== TASK STATEMENT ==
Give the lines of the material below, from the line containing "sort-icon[interactable]: ▽ xyxy=(600,413,608,424)" through the line containing "pagination-divider xyxy=(1922,352,1923,378)", as a numbered list, omitting any blank lines.

== EXTRACTED ENTRIES ==

= = =

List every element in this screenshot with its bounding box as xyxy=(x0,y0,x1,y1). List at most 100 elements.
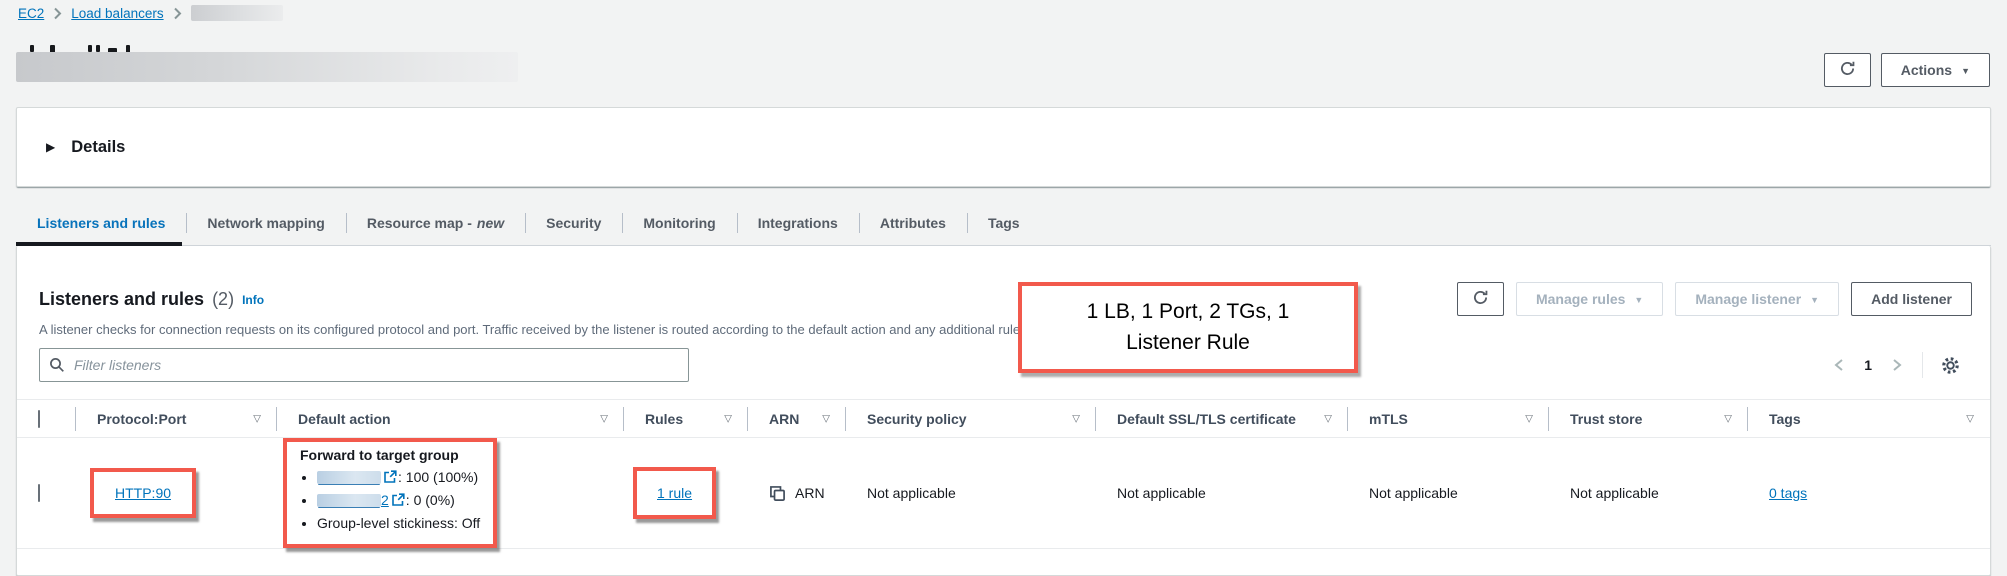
sort-icon[interactable]: ▽ xyxy=(600,413,608,424)
breadcrumb-load-balancers-link[interactable]: Load balancers xyxy=(71,6,163,21)
chevron-right-icon xyxy=(1892,358,1902,372)
tags-count-link[interactable]: 0 tags xyxy=(1769,485,1807,501)
caret-down-icon: ▼ xyxy=(1961,67,1970,76)
filter-listeners-search xyxy=(39,348,689,382)
trust-store-cell: Not applicable xyxy=(1549,438,1748,549)
column-header-default-action[interactable]: Default action▽ xyxy=(277,400,624,438)
pagination-divider xyxy=(1922,352,1923,378)
caret-down-icon: ▼ xyxy=(1810,296,1819,305)
tags-cell: 0 tags xyxy=(1748,438,1990,549)
annotation-note: 1 LB, 1 Port, 2 TGs, 1 Listener Rule xyxy=(1018,282,1358,373)
previous-page-button[interactable] xyxy=(1826,352,1852,378)
redacted-page-title-overlay xyxy=(16,52,518,82)
arn-cell: ARN xyxy=(748,438,846,549)
column-header-mtls[interactable]: mTLS▽ xyxy=(1348,400,1549,438)
annotation-box-default-action: Forward to target group : 100 (100%) 2: … xyxy=(283,438,497,548)
tab-integrations[interactable]: Integrations xyxy=(737,203,859,245)
tab-bar: Listeners and rules Network mapping Reso… xyxy=(16,203,1991,246)
chevron-left-icon xyxy=(1834,358,1844,372)
redacted-target-group-1-link[interactable] xyxy=(317,471,381,484)
page-header-actions: Actions ▼ xyxy=(1824,53,1990,87)
target-group-2-visible-text[interactable]: 2 xyxy=(381,492,389,508)
select-all-header xyxy=(17,400,76,438)
column-header-trust-store[interactable]: Trust store▽ xyxy=(1549,400,1748,438)
default-action-cell: Forward to target group : 100 (100%) 2: … xyxy=(277,438,624,549)
sort-icon[interactable]: ▽ xyxy=(1072,413,1080,424)
mtls-cell: Not applicable xyxy=(1348,438,1549,549)
breadcrumb-ec2-link[interactable]: EC2 xyxy=(18,6,44,21)
sort-icon[interactable]: ▽ xyxy=(1966,413,1974,424)
breadcrumb-chevron-icon xyxy=(173,7,182,20)
external-link-icon[interactable] xyxy=(391,493,405,507)
add-listener-button[interactable]: Add listener xyxy=(1851,282,1972,316)
column-header-tags[interactable]: Tags▽ xyxy=(1748,400,1990,438)
manage-rules-button[interactable]: Manage rules ▼ xyxy=(1516,282,1663,316)
panel-title: Listeners and rules xyxy=(39,289,204,310)
details-expander[interactable]: ▶ Details xyxy=(16,107,1991,187)
sort-icon[interactable]: ▽ xyxy=(1724,413,1732,424)
redacted-target-group-2-link[interactable] xyxy=(317,494,381,507)
default-ssl-cert-cell: Not applicable xyxy=(1096,438,1348,549)
stickiness-item: Group-level stickiness: Off xyxy=(317,512,480,535)
tab-listeners-and-rules[interactable]: Listeners and rules xyxy=(16,203,186,245)
listeners-panel: Listeners and rules (2) Info A listener … xyxy=(16,246,1991,576)
target-group-2-item: 2: 0 (0%) xyxy=(317,489,480,512)
tab-monitoring[interactable]: Monitoring xyxy=(622,203,736,245)
actions-button[interactable]: Actions ▼ xyxy=(1881,53,1990,87)
refresh-icon xyxy=(1839,60,1856,80)
refresh-icon xyxy=(1472,289,1489,309)
arn-label: ARN xyxy=(795,485,825,501)
tab-security[interactable]: Security xyxy=(525,203,622,245)
gear-icon xyxy=(1940,355,1961,376)
breadcrumb: EC2 Load balancers xyxy=(18,5,283,21)
column-header-security-policy[interactable]: Security policy▽ xyxy=(846,400,1096,438)
row-checkbox[interactable] xyxy=(38,484,40,502)
sort-icon[interactable]: ▽ xyxy=(1324,413,1332,424)
panel-buttons: Manage rules ▼ Manage listener ▼ Add lis… xyxy=(1457,282,1972,316)
page-refresh-button[interactable] xyxy=(1824,53,1871,87)
copy-arn-icon[interactable] xyxy=(769,485,786,502)
column-header-arn[interactable]: ARN▽ xyxy=(748,400,846,438)
details-title: Details xyxy=(71,138,125,157)
external-link-icon[interactable] xyxy=(383,470,397,484)
select-all-checkbox[interactable] xyxy=(38,410,40,428)
breadcrumb-redacted-name xyxy=(191,5,283,21)
table-header-row: Protocol:Port▽ Default action▽ Rules▽ AR… xyxy=(17,400,1990,438)
annotation-box-rules: 1 rule xyxy=(633,467,716,519)
manage-listener-button[interactable]: Manage listener ▼ xyxy=(1675,282,1839,316)
sort-icon[interactable]: ▽ xyxy=(822,413,830,424)
sort-icon[interactable]: ▽ xyxy=(253,413,261,424)
page-number[interactable]: 1 xyxy=(1856,357,1880,373)
column-header-protocol-port[interactable]: Protocol:Port▽ xyxy=(76,400,277,438)
pagination: 1 xyxy=(1826,350,1965,380)
caret-down-icon: ▼ xyxy=(1634,296,1643,305)
expand-triangle-icon: ▶ xyxy=(46,140,55,154)
tab-attributes[interactable]: Attributes xyxy=(859,203,967,245)
filter-listeners-input[interactable] xyxy=(39,348,689,382)
tab-tags[interactable]: Tags xyxy=(967,203,1041,245)
annotation-box-protocol-port: HTTP:90 xyxy=(90,468,196,518)
sort-icon[interactable]: ▽ xyxy=(724,413,732,424)
table-preferences-button[interactable] xyxy=(1935,350,1965,380)
security-policy-cell: Not applicable xyxy=(846,438,1096,549)
sort-icon[interactable]: ▽ xyxy=(1525,413,1533,424)
rules-cell: 1 rule xyxy=(624,438,748,549)
column-header-default-ssl-tls-certificate[interactable]: Default SSL/TLS certificate▽ xyxy=(1096,400,1348,438)
listeners-table: Protocol:Port▽ Default action▽ Rules▽ AR… xyxy=(17,399,1990,549)
table-refresh-button[interactable] xyxy=(1457,282,1504,316)
protocol-port-cell: HTTP:90 xyxy=(76,438,277,549)
rule-count-link[interactable]: 1 rule xyxy=(657,485,692,501)
column-header-rules[interactable]: Rules▽ xyxy=(624,400,748,438)
listener-http-90-link[interactable]: HTTP:90 xyxy=(115,485,171,501)
tab-resource-map[interactable]: Resource map -new xyxy=(346,203,525,245)
info-link[interactable]: Info xyxy=(242,293,264,307)
forward-to-target-group-label: Forward to target group xyxy=(300,447,480,463)
row-select-cell xyxy=(17,438,76,549)
target-group-1-item: : 100 (100%) xyxy=(317,466,480,489)
tab-network-mapping[interactable]: Network mapping xyxy=(186,203,345,245)
panel-count: (2) xyxy=(212,289,234,310)
panel-description: A listener checks for connection request… xyxy=(39,322,1030,337)
listener-row: HTTP:90 Forward to target group : 100 (1… xyxy=(17,438,1990,549)
search-icon xyxy=(49,357,65,373)
next-page-button[interactable] xyxy=(1884,352,1910,378)
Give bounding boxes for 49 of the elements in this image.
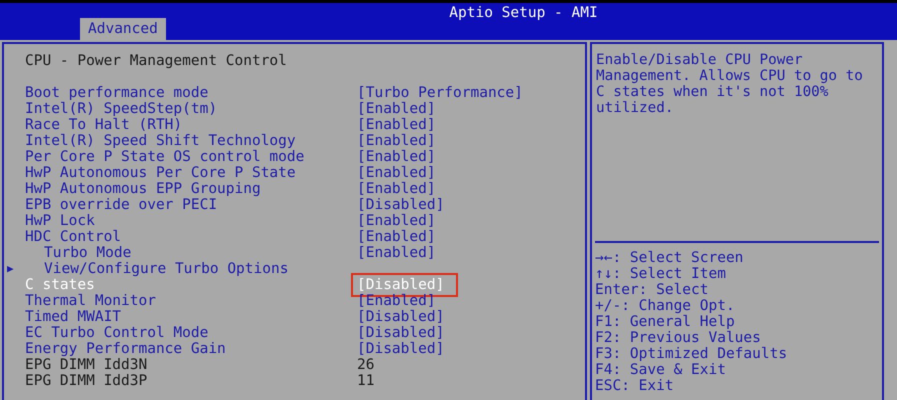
- window-title: Aptio Setup - AMI: [448, 4, 599, 21]
- setting-value[interactable]: [Enabled]: [357, 229, 436, 245]
- setting-value[interactable]: [Enabled]: [357, 165, 436, 181]
- setting-label[interactable]: HDC Control: [25, 229, 337, 245]
- setting-label[interactable]: Thermal Monitor: [25, 293, 337, 309]
- setting-label[interactable]: EPB override over PECI: [25, 197, 337, 213]
- setting-value[interactable]: [Enabled]: [357, 181, 436, 197]
- setting-value[interactable]: 11: [357, 373, 374, 389]
- setting-value[interactable]: [Enabled]: [357, 101, 436, 117]
- submenu-arrow-icon: ▶: [7, 261, 14, 277]
- setting-value[interactable]: [Disabled]: [357, 309, 444, 325]
- setting-label[interactable]: View/Configure Turbo Options: [25, 261, 337, 277]
- setting-label[interactable]: Turbo Mode: [25, 245, 337, 261]
- setting-value[interactable]: [Enabled]: [357, 133, 436, 149]
- key-hint: F4: Save & Exit: [595, 362, 727, 378]
- setting-value[interactable]: [Disabled]: [357, 197, 444, 213]
- key-hint: F1: General Help: [595, 314, 736, 330]
- setting-value[interactable]: [Enabled]: [357, 245, 436, 261]
- key-hint: F2: Previous Values: [595, 330, 762, 346]
- setting-value[interactable]: [Disabled]: [357, 341, 444, 357]
- setting-label[interactable]: HwP Lock: [25, 213, 337, 229]
- setting-value[interactable]: [Enabled]: [357, 149, 436, 165]
- key-hint: F3: Optimized Defaults: [595, 346, 788, 362]
- setting-value[interactable]: [Disabled]: [357, 325, 444, 341]
- setting-label[interactable]: Race To Halt (RTH): [25, 117, 337, 133]
- setting-label[interactable]: EPG DIMM Idd3P: [25, 373, 337, 389]
- setting-value[interactable]: [Turbo Performance]: [357, 85, 523, 101]
- key-hint: ↑↓: Select Item: [595, 266, 727, 282]
- setting-value[interactable]: [Enabled]: [357, 213, 436, 229]
- setting-value[interactable]: 26: [357, 357, 374, 373]
- setting-label[interactable]: Energy Performance Gain: [25, 341, 337, 357]
- setting-label[interactable]: Per Core P State OS control mode: [25, 149, 337, 165]
- setting-label[interactable]: Boot performance mode: [25, 85, 337, 101]
- setting-value[interactable]: [Enabled]: [357, 117, 436, 133]
- setting-label[interactable]: HwP Autonomous EPP Grouping: [25, 181, 337, 197]
- setting-label[interactable]: Timed MWAIT: [25, 309, 337, 325]
- setting-label[interactable]: Intel(R) SpeedStep(tm): [25, 101, 337, 117]
- setting-value[interactable]: [Enabled]: [357, 293, 436, 309]
- help-text: Enable/Disable CPU Power Management. Allows CPU to go to C states when it's not 100% utilized.: [595, 51, 864, 118]
- key-hint: ESC: Exit: [595, 378, 675, 394]
- key-hint: Enter: Select: [595, 282, 710, 298]
- key-hint: +/-: Change Opt.: [595, 298, 736, 314]
- setting-label[interactable]: EC Turbo Control Mode: [25, 325, 337, 341]
- setting-label[interactable]: Intel(R) Speed Shift Technology: [25, 133, 337, 149]
- section-title: CPU - Power Management Control: [24, 53, 288, 69]
- setting-label[interactable]: HwP Autonomous Per Core P State: [25, 165, 337, 181]
- tab[interactable]: Advanced: [80, 18, 166, 40]
- key-hint: →←: Select Screen: [595, 250, 744, 266]
- setting-label[interactable]: EPG DIMM Idd3N: [25, 357, 337, 373]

= = =

== WRITTEN ANSWER ==
1. sort-icon[interactable]: ▽ xyxy=(600,413,608,424)
2. breadcrumb-load-balancers-link[interactable]: Load balancers xyxy=(71,6,163,21)
3. chevron-right-icon xyxy=(1892,358,1902,372)
4. tags-count-link[interactable]: 0 tags xyxy=(1769,485,1807,501)
5. caret-down-icon: ▼ xyxy=(1961,67,1970,76)
6. filter-listeners-search xyxy=(39,348,689,382)
7. trust-store-cell: Not applicable xyxy=(1549,438,1748,549)
8. column-header-default-action[interactable]: Default action▽ xyxy=(277,400,624,438)
9. pagination-divider xyxy=(1922,352,1923,378)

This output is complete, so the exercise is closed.